> **Goal**
All lines below must be repeated exactly, with the pictures omitted.

Collected data
>> begin
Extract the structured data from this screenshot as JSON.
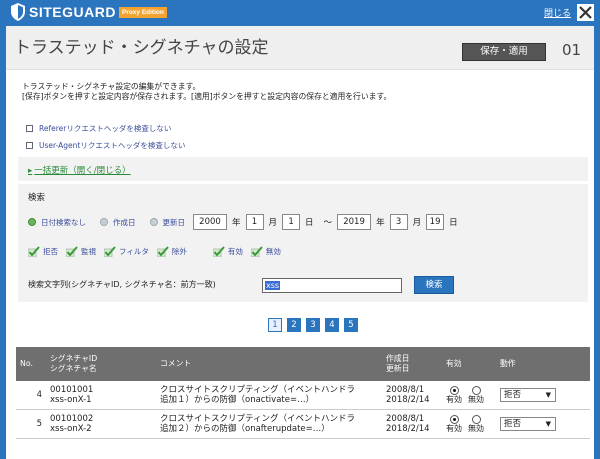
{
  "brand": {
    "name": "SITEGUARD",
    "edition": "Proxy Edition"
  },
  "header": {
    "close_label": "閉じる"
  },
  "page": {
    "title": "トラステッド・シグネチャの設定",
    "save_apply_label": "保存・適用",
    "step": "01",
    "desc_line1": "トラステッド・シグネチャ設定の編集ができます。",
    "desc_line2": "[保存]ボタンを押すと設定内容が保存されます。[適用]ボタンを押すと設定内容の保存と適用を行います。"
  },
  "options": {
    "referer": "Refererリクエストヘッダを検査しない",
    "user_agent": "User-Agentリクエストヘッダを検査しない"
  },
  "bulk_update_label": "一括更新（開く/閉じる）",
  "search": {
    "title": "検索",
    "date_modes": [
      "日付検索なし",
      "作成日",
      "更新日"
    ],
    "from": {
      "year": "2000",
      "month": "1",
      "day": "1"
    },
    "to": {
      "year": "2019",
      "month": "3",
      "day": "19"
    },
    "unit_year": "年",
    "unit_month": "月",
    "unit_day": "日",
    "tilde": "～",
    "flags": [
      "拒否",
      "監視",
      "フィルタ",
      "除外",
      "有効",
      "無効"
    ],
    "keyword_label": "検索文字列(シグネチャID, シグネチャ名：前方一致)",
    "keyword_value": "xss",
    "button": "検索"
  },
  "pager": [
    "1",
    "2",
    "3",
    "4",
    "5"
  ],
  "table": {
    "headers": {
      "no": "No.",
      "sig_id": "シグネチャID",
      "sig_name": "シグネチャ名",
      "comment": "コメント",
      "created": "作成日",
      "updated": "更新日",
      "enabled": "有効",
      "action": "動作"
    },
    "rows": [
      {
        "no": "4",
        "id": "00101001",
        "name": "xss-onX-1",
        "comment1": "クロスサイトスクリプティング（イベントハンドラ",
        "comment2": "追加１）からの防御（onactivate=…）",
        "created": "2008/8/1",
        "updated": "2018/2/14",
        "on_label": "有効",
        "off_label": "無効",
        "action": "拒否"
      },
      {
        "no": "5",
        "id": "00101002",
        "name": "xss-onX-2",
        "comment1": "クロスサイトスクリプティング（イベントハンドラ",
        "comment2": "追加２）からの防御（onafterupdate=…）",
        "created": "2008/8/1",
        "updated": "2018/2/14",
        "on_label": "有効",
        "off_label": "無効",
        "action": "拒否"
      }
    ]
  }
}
>> end
> **The output**
Extract the structured data from this screenshot as JSON.
{
  "brand": {
    "name": "SITEGUARD",
    "edition": "Proxy Edition"
  },
  "header": {
    "close_label": "閉じる"
  },
  "page": {
    "title": "トラステッド・シグネチャの設定",
    "save_apply_label": "保存・適用",
    "step": "01",
    "desc_line1": "トラステッド・シグネチャ設定の編集ができます。",
    "desc_line2": "[保存]ボタンを押すと設定内容が保存されます。[適用]ボタンを押すと設定内容の保存と適用を行います。"
  },
  "options": {
    "referer": "Refererリクエストヘッダを検査しない",
    "user_agent": "User-Agentリクエストヘッダを検査しない"
  },
  "bulk_update_label": "一括更新（開く/閉じる）",
  "search": {
    "title": "検索",
    "date_modes": [
      "日付検索なし",
      "作成日",
      "更新日"
    ],
    "from": {
      "year": "2000",
      "month": "1",
      "day": "1"
    },
    "to": {
      "year": "2019",
      "month": "3",
      "day": "19"
    },
    "unit_year": "年",
    "unit_month": "月",
    "unit_day": "日",
    "tilde": "～",
    "flags": [
      "拒否",
      "監視",
      "フィルタ",
      "除外",
      "有効",
      "無効"
    ],
    "keyword_label": "検索文字列(シグネチャID, シグネチャ名：前方一致)",
    "keyword_value": "xss",
    "button": "検索"
  },
  "pager": [
    "1",
    "2",
    "3",
    "4",
    "5"
  ],
  "table": {
    "headers": {
      "no": "No.",
      "sig_id": "シグネチャID",
      "sig_name": "シグネチャ名",
      "comment": "コメント",
      "created": "作成日",
      "updated": "更新日",
      "enabled": "有効",
      "action": "動作"
    },
    "rows": [
      {
        "no": "4",
        "id": "00101001",
        "name": "xss-onX-1",
        "comment1": "クロスサイトスクリプティング（イベントハンドラ",
        "comment2": "追加１）からの防御（onactivate=…）",
        "created": "2008/8/1",
        "updated": "2018/2/14",
        "on_label": "有効",
        "off_label": "無効",
        "action": "拒否"
      },
      {
        "no": "5",
        "id": "00101002",
        "name": "xss-onX-2",
        "comment1": "クロスサイトスクリプティング（イベントハンドラ",
        "comment2": "追加２）からの防御（onafterupdate=…）",
        "created": "2008/8/1",
        "updated": "2018/2/14",
        "on_label": "有効",
        "off_label": "無効",
        "action": "拒否"
      }
    ]
  }
}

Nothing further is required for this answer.